THE INPUT:
>>>
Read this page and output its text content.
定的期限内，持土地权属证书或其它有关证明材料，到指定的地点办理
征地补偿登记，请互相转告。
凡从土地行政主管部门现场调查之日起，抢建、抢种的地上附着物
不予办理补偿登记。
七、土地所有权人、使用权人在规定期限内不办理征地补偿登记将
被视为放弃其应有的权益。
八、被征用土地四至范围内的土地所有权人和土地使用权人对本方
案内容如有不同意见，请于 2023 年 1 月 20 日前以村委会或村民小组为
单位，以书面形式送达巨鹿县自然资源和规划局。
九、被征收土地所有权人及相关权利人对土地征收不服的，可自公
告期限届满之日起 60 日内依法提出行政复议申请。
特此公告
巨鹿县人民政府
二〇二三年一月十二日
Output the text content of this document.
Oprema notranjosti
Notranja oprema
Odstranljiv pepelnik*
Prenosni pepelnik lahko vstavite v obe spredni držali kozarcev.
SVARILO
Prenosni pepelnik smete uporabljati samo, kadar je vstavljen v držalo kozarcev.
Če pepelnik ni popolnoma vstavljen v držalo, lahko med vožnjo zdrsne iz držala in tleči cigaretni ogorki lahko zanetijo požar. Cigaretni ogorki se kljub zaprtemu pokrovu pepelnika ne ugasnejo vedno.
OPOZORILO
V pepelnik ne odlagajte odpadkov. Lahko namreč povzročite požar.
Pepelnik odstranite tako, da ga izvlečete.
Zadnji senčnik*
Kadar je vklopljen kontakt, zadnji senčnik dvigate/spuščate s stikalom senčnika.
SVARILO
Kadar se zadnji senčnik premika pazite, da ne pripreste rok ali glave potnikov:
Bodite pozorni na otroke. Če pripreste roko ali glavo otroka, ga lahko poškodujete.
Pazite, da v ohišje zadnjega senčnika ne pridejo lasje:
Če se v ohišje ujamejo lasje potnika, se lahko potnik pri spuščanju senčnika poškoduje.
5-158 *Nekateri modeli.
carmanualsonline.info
<<<
THE REQUEST:
Select all lines in the listing above where the word "kozarcev" appears, and show them.

RESULT FOR THIS TASK:
Prenosni pepelnik lahko vstavite v obe spredni držali kozarcev.
Prenosni pepelnik smete uporabljati samo, kadar je vstavljen v držalo kozarcev.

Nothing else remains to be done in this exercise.